_Directive 1_: From the essay on wrong decisions, print the passage starting at "A friend says" and ending at "an incorrect decision.".
_Directive 2_: Translate this sentence from the essay on wrong decisions into Spanish: "If I drop a cup in the kitchen, it’s going to fall, and it’s going to break."

_Text block_:
A friend says to me periodically that she really feels dumb, and says it seems as if other people know what they’re doing. She especially uses this when talking about technology, the Internet, and money, but she pretty much applies it across the board.
“Nobody knows what they’re doing,” I tell her. “You’re not alone.”
She looks doubtful, and then signs up for another iPhone class, or makes an appointment with a financial advisor at her work. She’s afraid to pay her bills online, because she is sure someone is going to scam her, or she’s making an incorrect decision.
I don’t know if I’m the right person for her confidences. I make a lot of wrong decisions. I have always made many. The difference is, over a lifetime, I’ve made a virtue of how I react to them.
I have a couple mental images of how to do it, and one is “dropping the cup.” If I drop a cup in the kitchen, it’s going to fall, and it’s going to break. I could desperately try to catch it before it hits, but 9 times out of 10 that would pull a muscle. Instead, I should just watch it fall, and step very carefully when I go to get the dustpan and brush, so I don’t get shards in my feet.

_Provided data_:
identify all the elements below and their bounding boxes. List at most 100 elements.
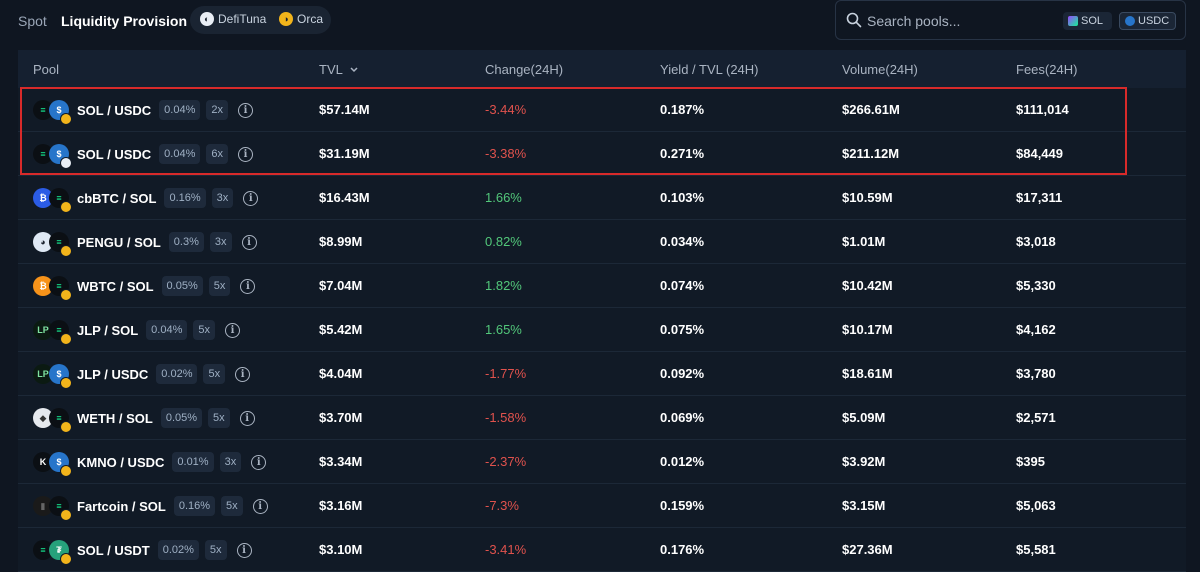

_Task solution 1_:
A friend says to me periodically that she really feels dumb, and says it seems as if other people know what they’re doing. She especially uses this when talking about technology, the Internet, and money, but she pretty much applies it across the board.
“Nobody knows what they’re doing,” I tell her. “You’re not alone.”
She looks doubtful, and then signs up for another iPhone class, or makes an appointment with a financial advisor at her work. She’s afraid to pay her bills online, because she is sure someone is going to scam her, or she’s making an incorrect decision.

_Task solution 2_: Si se me cae una taza en la cocina, va a caer y se va a romper.